## BEGIN
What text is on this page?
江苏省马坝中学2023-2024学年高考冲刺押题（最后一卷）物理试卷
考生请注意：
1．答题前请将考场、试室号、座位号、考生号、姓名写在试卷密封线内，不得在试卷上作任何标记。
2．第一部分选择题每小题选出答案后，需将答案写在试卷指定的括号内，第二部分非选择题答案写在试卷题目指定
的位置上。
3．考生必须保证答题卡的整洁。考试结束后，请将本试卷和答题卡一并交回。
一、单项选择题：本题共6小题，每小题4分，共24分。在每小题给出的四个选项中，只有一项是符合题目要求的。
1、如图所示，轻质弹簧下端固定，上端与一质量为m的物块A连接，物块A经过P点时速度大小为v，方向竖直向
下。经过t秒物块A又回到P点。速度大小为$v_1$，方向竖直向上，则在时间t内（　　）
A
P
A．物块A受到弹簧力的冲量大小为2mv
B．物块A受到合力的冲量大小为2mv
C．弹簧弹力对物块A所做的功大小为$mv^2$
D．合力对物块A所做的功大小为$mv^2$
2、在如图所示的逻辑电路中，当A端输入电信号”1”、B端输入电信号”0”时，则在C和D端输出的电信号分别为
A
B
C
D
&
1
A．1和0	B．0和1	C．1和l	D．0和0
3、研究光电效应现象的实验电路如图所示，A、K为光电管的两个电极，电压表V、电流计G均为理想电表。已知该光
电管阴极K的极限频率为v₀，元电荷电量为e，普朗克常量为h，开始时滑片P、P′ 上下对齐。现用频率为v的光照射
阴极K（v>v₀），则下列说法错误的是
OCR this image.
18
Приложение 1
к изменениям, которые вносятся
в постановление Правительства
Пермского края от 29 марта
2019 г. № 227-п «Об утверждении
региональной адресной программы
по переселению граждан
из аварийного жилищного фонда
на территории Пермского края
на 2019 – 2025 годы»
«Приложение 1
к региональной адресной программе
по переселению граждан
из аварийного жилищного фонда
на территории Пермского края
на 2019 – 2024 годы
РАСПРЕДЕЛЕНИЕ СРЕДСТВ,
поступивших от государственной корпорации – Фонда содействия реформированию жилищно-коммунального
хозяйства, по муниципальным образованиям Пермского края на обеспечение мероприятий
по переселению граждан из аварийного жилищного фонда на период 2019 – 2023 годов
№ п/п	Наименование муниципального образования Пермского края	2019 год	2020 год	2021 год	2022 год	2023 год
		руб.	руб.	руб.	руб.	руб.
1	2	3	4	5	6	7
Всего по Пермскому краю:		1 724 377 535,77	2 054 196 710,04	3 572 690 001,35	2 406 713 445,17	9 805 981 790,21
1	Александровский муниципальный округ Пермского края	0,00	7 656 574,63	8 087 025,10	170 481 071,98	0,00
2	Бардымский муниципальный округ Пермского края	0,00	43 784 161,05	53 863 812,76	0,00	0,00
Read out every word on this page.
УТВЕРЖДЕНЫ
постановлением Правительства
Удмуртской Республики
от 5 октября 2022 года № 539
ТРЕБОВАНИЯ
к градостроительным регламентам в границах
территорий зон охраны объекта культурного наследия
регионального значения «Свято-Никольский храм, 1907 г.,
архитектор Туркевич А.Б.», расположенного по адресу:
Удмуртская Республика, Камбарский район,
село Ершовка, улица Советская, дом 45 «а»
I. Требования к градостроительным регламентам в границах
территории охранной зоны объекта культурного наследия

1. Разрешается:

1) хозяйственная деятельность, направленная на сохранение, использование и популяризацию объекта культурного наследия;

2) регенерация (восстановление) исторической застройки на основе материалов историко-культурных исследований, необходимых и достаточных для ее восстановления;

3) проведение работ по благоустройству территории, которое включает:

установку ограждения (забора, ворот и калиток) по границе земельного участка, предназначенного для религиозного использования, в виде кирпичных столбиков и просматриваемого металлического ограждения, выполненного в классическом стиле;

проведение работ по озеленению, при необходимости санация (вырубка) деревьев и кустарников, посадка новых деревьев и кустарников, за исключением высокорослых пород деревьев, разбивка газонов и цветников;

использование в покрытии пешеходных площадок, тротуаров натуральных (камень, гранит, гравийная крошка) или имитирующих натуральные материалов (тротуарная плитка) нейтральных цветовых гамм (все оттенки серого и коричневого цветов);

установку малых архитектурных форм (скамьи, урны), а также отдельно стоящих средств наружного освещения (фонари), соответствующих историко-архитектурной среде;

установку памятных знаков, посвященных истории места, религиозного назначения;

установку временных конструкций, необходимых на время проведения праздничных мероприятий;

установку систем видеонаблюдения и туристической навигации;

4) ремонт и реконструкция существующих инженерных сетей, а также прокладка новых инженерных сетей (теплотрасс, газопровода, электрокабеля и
## END
- _Exercise goal_
Report how many lines in the records above contain the word "необходимых", giving only the number.

- _Task answer_
2